┌─ Data supplied

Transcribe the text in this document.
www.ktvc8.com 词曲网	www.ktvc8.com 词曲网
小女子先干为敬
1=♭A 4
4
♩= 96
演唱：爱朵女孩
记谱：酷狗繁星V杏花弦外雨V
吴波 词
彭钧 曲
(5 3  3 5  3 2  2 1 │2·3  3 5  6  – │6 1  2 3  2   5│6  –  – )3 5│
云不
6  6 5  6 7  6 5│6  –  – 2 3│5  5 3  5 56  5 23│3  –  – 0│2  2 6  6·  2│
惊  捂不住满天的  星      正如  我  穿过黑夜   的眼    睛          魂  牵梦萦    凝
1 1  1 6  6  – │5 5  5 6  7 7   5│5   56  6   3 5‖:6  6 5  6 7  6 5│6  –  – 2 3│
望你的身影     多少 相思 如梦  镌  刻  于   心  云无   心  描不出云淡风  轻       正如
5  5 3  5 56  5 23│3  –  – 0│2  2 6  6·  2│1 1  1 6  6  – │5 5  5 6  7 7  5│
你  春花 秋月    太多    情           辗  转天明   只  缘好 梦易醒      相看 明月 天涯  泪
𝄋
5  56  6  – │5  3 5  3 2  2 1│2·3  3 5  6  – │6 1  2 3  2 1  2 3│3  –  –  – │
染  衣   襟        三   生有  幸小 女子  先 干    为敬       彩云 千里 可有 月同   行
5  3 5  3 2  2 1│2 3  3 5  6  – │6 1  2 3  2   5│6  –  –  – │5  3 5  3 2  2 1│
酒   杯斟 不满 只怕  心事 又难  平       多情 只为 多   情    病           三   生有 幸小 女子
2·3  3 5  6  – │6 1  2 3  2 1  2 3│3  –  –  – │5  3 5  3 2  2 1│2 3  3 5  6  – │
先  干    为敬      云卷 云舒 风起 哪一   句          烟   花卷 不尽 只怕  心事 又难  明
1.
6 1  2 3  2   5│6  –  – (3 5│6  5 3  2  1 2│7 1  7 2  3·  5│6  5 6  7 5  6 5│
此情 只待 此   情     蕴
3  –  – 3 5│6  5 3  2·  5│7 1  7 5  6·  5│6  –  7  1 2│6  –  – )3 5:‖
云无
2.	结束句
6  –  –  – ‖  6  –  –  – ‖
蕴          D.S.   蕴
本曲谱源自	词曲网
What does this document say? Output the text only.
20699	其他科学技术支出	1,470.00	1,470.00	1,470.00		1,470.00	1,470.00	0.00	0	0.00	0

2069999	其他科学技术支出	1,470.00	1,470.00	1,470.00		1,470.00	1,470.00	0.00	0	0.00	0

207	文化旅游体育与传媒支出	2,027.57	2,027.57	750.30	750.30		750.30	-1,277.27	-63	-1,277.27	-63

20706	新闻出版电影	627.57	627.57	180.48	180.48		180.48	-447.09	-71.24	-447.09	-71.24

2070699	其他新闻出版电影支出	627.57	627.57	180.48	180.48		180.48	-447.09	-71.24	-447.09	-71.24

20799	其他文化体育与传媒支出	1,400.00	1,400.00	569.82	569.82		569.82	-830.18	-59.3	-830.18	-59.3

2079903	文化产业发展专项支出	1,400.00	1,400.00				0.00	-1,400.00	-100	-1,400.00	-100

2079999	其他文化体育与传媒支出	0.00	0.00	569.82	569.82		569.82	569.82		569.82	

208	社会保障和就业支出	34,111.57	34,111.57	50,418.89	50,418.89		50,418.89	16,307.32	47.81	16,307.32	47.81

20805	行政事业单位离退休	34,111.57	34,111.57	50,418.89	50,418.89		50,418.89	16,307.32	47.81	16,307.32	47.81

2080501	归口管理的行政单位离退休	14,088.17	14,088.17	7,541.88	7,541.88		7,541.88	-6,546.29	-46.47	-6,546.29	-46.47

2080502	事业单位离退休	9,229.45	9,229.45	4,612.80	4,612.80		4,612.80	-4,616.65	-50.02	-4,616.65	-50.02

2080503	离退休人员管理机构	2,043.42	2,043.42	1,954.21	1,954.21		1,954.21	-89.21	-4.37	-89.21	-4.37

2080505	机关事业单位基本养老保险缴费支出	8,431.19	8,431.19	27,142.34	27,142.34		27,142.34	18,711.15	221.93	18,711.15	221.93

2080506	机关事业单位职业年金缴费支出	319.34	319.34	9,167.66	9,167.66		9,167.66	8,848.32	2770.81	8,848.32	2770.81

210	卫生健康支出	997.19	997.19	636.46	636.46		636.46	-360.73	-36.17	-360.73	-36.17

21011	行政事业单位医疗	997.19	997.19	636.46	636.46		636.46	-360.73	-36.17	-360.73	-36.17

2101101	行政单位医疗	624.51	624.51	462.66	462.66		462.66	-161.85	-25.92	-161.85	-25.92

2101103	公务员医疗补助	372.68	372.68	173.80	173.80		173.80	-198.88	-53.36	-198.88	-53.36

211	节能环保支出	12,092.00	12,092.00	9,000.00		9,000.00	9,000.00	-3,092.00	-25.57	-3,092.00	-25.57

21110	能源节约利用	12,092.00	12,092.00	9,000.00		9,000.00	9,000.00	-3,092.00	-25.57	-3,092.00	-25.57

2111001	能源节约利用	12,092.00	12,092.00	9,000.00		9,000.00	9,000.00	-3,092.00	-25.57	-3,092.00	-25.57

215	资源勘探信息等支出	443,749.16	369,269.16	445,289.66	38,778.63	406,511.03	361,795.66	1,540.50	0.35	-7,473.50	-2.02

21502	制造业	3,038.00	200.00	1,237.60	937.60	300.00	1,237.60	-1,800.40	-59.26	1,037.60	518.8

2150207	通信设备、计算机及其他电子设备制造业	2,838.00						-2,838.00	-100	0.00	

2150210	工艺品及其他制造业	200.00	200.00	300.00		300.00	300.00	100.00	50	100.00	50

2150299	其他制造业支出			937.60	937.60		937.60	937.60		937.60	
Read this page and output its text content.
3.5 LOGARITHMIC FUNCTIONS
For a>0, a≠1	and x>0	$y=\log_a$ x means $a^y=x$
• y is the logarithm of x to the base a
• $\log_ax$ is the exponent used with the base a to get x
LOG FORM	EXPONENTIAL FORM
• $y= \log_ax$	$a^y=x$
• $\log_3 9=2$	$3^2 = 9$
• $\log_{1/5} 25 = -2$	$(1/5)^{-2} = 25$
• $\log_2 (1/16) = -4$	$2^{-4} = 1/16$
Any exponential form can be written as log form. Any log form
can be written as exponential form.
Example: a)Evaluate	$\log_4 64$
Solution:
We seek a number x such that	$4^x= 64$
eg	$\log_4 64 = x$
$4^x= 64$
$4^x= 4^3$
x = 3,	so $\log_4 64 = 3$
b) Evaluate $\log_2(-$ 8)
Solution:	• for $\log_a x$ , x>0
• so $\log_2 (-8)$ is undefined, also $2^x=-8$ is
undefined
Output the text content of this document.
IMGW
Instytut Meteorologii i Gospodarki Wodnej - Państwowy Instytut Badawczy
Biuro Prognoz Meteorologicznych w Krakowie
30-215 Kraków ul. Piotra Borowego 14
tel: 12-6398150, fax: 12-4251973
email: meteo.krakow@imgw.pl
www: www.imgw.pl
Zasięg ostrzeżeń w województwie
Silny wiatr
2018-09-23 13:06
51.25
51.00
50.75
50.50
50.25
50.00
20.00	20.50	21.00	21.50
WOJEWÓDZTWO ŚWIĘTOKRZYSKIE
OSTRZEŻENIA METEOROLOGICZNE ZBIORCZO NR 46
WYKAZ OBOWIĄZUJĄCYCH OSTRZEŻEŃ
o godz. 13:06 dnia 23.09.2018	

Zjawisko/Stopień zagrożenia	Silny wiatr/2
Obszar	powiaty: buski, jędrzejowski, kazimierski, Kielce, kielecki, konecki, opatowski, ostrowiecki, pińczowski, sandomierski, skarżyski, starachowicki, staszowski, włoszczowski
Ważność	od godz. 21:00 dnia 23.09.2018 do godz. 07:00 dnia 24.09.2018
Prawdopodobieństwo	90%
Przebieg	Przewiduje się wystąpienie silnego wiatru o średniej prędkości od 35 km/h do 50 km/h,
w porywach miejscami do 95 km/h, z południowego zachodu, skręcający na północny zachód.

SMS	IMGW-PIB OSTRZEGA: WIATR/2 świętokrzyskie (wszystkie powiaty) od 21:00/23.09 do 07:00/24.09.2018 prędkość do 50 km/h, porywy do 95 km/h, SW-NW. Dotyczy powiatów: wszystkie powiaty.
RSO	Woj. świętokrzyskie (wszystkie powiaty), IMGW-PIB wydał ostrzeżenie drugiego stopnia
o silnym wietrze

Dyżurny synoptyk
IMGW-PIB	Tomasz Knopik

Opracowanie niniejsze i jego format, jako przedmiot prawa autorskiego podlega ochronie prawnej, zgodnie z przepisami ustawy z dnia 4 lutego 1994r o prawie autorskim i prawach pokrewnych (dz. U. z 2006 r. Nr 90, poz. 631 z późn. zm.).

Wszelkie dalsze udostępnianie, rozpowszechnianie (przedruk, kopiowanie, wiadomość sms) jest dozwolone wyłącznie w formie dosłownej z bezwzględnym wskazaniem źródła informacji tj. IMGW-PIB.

└─

Copy out every line from the data above that has "written" in it.

Any exponential form can be written as log form. Any log form
can be written as exponential form.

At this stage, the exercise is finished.